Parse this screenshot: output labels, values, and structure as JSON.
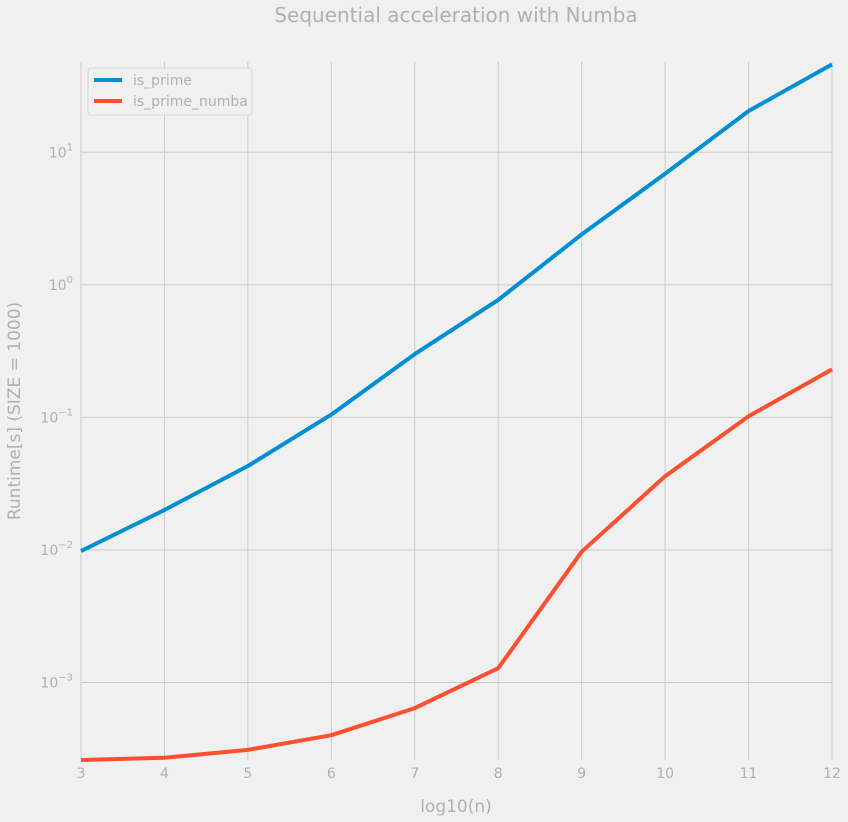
{
  "chart_data": {
    "type": "line",
    "title": "Sequential acceleration with Numba",
    "xlabel": "log10(n)",
    "ylabel": "Runtime[s] (SIZE = 1000)",
    "yscale": "log",
    "xlim": [
      3,
      12
    ],
    "ylim": [
      0.00026,
      48
    ],
    "grid": true,
    "legend_position": "top-left",
    "x": [
      3,
      4,
      5,
      6,
      7,
      8,
      9,
      10,
      11,
      12
    ],
    "x_ticks": [
      "3",
      "4",
      "5",
      "6",
      "7",
      "8",
      "9",
      "10",
      "11",
      "12"
    ],
    "y_ticks": [
      {
        "value": 10,
        "base": "10",
        "exp": "1"
      },
      {
        "value": 1,
        "base": "10",
        "exp": "0"
      },
      {
        "value": 0.1,
        "base": "10",
        "exp": "−1"
      },
      {
        "value": 0.01,
        "base": "10",
        "exp": "−2"
      },
      {
        "value": 0.001,
        "base": "10",
        "exp": "−3"
      }
    ],
    "series": [
      {
        "name": "is_prime",
        "color": "#008fd5",
        "values": [
          0.0098,
          0.02,
          0.043,
          0.105,
          0.3,
          0.77,
          2.4,
          6.9,
          20.5,
          46
        ]
      },
      {
        "name": "is_prime_numba",
        "color": "#fc4f30",
        "values": [
          0.00026,
          0.00027,
          0.00031,
          0.0004,
          0.00064,
          0.00128,
          0.0097,
          0.036,
          0.102,
          0.23
        ]
      }
    ]
  }
}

* * *

§ **Work instructions**
Reproduce the entries exactly. Do not carry over any picture.

§ **Problem solution**
Parse this screenshot: output labels, values, and structure as JSON.
{
  "chart_data": {
    "type": "line",
    "title": "Sequential acceleration with Numba",
    "xlabel": "log10(n)",
    "ylabel": "Runtime[s] (SIZE = 1000)",
    "yscale": "log",
    "xlim": [
      3,
      12
    ],
    "ylim": [
      0.00026,
      48
    ],
    "grid": true,
    "legend_position": "top-left",
    "x": [
      3,
      4,
      5,
      6,
      7,
      8,
      9,
      10,
      11,
      12
    ],
    "x_ticks": [
      "3",
      "4",
      "5",
      "6",
      "7",
      "8",
      "9",
      "10",
      "11",
      "12"
    ],
    "y_ticks": [
      {
        "value": 10,
        "base": "10",
        "exp": "1"
      },
      {
        "value": 1,
        "base": "10",
        "exp": "0"
      },
      {
        "value": 0.1,
        "base": "10",
        "exp": "−1"
      },
      {
        "value": 0.01,
        "base": "10",
        "exp": "−2"
      },
      {
        "value": 0.001,
        "base": "10",
        "exp": "−3"
      }
    ],
    "series": [
      {
        "name": "is_prime",
        "color": "#008fd5",
        "values": [
          0.0098,
          0.02,
          0.043,
          0.105,
          0.3,
          0.77,
          2.4,
          6.9,
          20.5,
          46
        ]
      },
      {
        "name": "is_prime_numba",
        "color": "#fc4f30",
        "values": [
          0.00026,
          0.00027,
          0.00031,
          0.0004,
          0.00064,
          0.00128,
          0.0097,
          0.036,
          0.102,
          0.23
        ]
      }
    ]
  }
}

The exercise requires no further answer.